___ Recorded information

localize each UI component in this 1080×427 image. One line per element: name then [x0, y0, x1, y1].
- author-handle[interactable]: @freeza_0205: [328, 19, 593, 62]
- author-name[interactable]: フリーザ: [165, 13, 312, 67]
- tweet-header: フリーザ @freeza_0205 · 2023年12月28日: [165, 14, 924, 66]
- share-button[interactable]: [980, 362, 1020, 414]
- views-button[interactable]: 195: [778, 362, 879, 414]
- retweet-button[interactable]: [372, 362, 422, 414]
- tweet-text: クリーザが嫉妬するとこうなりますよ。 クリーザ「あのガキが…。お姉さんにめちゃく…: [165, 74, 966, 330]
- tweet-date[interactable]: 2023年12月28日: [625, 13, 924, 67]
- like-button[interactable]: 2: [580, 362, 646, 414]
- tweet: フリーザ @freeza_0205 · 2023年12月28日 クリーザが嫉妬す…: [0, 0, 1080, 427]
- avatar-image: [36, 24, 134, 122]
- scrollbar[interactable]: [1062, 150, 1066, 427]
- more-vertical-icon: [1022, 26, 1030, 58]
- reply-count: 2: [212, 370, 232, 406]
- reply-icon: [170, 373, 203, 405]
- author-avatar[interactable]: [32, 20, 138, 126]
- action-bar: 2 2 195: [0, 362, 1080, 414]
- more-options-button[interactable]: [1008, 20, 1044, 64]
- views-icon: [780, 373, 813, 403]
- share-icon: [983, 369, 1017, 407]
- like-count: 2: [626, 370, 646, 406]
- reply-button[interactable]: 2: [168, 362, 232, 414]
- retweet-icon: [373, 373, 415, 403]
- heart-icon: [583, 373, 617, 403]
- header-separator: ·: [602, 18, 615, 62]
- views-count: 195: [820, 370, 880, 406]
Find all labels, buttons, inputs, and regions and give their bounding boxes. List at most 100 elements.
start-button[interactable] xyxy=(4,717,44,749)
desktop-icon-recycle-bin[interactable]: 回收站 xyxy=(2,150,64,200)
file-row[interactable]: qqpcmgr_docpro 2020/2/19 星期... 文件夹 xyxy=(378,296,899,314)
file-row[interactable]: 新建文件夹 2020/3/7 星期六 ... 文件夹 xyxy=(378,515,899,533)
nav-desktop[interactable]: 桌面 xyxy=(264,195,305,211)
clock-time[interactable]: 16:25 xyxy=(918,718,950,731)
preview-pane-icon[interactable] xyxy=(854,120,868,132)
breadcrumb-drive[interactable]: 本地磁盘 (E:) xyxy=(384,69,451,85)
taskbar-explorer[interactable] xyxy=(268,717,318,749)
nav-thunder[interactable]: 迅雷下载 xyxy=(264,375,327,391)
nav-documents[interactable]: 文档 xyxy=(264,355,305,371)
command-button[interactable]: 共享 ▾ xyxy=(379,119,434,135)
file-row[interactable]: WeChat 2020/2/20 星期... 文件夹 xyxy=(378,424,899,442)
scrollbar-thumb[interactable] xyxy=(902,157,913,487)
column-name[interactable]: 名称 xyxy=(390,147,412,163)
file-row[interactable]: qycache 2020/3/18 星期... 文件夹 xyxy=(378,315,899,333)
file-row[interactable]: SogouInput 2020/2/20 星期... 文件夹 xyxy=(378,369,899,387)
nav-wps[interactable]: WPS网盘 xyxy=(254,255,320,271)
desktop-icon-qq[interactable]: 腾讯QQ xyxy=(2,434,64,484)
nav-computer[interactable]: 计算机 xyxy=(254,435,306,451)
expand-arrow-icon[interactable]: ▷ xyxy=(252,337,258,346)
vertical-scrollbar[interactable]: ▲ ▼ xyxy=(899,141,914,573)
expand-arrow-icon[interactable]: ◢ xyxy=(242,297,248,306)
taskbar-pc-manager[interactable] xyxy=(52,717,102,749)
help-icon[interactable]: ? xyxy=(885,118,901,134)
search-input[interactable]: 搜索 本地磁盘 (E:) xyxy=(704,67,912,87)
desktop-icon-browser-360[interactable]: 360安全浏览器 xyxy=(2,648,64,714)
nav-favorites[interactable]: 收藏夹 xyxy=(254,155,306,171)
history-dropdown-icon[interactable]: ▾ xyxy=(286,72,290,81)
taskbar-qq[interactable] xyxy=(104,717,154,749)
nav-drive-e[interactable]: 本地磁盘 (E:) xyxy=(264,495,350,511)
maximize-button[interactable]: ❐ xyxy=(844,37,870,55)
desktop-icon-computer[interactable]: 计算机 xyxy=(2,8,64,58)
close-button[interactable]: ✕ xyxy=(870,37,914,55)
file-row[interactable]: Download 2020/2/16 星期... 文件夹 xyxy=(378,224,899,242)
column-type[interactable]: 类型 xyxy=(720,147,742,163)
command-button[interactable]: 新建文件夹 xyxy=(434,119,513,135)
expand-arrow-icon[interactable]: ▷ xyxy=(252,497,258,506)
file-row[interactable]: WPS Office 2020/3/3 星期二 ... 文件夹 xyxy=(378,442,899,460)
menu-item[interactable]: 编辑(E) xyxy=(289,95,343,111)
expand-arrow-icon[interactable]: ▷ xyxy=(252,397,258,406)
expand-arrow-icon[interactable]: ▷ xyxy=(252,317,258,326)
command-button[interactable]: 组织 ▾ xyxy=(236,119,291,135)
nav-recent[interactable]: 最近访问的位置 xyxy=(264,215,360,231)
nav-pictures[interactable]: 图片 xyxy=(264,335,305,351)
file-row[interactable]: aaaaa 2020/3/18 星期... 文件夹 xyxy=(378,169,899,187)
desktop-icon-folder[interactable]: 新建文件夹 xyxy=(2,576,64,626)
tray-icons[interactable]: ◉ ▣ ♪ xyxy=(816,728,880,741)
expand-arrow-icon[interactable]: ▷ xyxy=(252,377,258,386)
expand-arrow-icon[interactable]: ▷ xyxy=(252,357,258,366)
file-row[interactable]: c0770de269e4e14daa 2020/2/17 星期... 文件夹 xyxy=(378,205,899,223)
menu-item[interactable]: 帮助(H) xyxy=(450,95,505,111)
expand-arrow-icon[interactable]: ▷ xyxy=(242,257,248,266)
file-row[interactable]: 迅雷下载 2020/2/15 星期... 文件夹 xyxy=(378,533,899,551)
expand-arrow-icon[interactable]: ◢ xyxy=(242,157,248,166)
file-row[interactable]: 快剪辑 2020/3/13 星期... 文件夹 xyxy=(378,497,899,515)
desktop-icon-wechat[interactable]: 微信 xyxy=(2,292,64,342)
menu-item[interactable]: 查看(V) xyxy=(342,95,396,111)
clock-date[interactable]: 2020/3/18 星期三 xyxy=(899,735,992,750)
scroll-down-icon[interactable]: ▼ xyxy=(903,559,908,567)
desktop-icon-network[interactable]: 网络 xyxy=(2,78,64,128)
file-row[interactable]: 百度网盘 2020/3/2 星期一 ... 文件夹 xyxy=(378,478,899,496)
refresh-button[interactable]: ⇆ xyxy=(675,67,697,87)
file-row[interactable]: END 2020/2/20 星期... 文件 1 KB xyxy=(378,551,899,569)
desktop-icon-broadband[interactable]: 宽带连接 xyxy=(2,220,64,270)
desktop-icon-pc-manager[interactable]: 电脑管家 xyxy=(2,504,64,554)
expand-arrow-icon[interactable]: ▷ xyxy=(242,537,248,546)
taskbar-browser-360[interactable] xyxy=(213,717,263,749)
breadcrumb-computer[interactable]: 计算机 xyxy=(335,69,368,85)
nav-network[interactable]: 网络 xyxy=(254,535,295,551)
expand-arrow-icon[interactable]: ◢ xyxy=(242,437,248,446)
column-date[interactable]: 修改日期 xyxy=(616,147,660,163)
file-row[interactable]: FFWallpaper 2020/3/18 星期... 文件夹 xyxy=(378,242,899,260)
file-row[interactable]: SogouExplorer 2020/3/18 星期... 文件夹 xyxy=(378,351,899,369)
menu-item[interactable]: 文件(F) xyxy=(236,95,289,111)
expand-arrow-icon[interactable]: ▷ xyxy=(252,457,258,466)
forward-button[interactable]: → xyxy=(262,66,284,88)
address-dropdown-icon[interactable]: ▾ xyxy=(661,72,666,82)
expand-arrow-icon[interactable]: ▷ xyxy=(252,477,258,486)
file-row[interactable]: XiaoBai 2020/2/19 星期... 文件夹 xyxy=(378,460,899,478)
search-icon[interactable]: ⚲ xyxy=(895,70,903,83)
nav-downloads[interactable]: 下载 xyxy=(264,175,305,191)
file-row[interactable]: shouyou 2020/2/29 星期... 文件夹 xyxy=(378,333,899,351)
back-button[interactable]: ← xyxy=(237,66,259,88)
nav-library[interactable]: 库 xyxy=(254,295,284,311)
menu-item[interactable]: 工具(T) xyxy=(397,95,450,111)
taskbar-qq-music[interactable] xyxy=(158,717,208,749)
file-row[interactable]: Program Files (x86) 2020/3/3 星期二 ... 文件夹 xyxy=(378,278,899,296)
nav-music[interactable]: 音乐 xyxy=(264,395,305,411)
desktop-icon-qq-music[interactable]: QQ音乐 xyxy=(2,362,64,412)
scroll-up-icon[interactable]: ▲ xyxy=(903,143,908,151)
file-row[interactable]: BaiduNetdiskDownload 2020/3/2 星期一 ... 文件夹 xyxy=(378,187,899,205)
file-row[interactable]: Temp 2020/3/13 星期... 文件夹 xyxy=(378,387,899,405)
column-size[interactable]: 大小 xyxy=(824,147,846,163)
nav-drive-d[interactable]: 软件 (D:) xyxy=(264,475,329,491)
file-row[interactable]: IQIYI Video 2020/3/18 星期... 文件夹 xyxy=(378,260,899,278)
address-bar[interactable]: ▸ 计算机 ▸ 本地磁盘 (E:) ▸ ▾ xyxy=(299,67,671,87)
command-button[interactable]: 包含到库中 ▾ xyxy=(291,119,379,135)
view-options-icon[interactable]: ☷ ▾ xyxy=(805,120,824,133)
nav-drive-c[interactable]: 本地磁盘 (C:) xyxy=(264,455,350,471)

______
___ Recorded information

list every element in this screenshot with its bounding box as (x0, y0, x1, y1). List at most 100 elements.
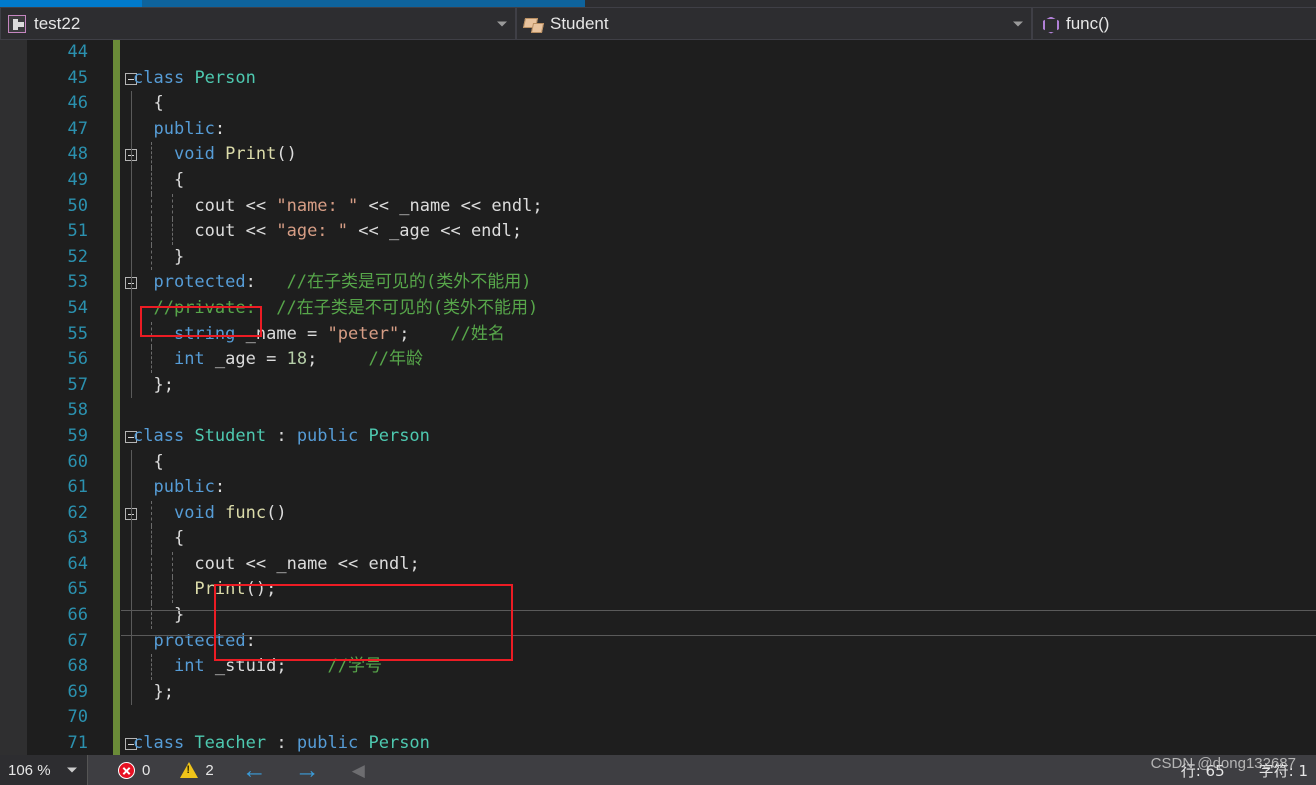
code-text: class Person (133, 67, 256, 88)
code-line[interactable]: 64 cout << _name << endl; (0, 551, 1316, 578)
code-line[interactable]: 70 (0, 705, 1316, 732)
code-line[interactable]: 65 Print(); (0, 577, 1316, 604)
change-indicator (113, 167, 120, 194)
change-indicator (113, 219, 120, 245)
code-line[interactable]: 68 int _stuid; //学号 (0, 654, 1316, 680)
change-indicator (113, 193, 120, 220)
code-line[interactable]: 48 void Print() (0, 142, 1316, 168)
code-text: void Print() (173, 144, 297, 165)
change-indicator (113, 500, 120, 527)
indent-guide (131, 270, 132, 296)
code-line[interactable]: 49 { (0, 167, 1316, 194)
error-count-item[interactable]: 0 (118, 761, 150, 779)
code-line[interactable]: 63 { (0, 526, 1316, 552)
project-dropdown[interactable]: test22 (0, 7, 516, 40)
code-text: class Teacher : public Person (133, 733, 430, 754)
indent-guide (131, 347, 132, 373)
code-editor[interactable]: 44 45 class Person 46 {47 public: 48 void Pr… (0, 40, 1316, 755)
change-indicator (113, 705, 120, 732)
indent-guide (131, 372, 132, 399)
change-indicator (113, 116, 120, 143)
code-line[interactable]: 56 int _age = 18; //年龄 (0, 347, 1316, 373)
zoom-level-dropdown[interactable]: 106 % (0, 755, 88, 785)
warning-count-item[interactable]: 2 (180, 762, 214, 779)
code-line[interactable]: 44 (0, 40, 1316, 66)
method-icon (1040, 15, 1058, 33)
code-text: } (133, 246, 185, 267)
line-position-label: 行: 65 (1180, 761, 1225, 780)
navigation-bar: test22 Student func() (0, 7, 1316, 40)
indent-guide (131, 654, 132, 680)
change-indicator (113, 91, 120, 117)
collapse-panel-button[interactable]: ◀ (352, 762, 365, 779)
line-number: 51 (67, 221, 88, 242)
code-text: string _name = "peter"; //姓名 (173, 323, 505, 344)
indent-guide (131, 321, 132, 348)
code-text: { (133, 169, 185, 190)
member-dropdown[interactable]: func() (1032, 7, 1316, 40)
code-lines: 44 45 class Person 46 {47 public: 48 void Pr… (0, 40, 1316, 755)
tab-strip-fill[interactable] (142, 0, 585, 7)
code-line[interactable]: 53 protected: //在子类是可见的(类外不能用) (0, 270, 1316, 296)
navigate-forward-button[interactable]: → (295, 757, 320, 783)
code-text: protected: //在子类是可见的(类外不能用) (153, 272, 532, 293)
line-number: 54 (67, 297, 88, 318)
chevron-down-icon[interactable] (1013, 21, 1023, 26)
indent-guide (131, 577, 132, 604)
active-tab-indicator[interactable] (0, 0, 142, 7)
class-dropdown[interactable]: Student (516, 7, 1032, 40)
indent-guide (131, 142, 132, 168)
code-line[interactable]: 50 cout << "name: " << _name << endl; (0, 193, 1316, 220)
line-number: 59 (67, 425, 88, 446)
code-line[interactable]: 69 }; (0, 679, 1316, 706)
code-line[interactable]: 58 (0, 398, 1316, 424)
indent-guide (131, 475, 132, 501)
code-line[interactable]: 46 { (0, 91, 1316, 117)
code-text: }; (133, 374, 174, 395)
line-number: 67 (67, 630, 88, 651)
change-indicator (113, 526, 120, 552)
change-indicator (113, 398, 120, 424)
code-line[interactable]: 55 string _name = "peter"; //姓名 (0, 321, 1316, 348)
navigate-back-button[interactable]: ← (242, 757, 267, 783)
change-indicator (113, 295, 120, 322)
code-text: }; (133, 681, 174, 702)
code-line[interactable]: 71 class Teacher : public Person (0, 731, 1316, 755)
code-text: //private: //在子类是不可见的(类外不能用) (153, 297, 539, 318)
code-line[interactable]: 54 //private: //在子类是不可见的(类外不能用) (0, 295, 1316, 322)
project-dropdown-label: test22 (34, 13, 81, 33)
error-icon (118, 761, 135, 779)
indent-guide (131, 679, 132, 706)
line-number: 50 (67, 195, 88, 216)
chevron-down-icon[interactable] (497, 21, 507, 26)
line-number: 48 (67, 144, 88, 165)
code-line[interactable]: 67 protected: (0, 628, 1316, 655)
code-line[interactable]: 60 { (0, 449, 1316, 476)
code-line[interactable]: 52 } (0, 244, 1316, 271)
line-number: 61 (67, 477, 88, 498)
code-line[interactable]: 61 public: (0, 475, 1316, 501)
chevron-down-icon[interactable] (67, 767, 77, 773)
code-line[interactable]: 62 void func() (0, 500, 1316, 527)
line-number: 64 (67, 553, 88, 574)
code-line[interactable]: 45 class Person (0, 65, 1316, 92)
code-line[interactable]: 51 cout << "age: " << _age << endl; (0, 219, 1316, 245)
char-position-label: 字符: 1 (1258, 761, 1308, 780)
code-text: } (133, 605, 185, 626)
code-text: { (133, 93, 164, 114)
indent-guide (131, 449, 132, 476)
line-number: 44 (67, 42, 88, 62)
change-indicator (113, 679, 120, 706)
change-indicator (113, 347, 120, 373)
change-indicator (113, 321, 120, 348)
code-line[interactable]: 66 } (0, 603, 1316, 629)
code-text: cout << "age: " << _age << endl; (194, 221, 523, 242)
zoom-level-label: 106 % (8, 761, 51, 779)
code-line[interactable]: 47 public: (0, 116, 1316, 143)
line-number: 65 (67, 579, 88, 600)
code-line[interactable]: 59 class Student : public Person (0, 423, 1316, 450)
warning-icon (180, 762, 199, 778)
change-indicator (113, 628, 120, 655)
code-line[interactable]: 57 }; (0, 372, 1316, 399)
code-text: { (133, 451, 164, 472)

______

### Exercise details
Lay out the lines above as a JSON list of strings, one string per line and blank lines omitted, taking only the lines from the one containing "code-text: class Person (133, 67, 256, 88)" through the one containing "change-indicator (113, 193, 120, 220)", both included.

### Output below
[
  "code-text: class Person (133, 67, 256, 88)",
  "code-line[interactable]: 64 cout << _name << endl; (0, 551, 1316, 578)",
  "code-line[interactable]: 70 (0, 705, 1316, 732)",
  "code-line[interactable]: 65 Print(); (0, 577, 1316, 604)",
  "change-indicator (113, 167, 120, 194)",
  "change-indicator (113, 219, 120, 245)",
  "code-line[interactable]: 68 int _stuid; //学号 (0, 654, 1316, 680)",
  "change-indicator (113, 193, 120, 220)"
]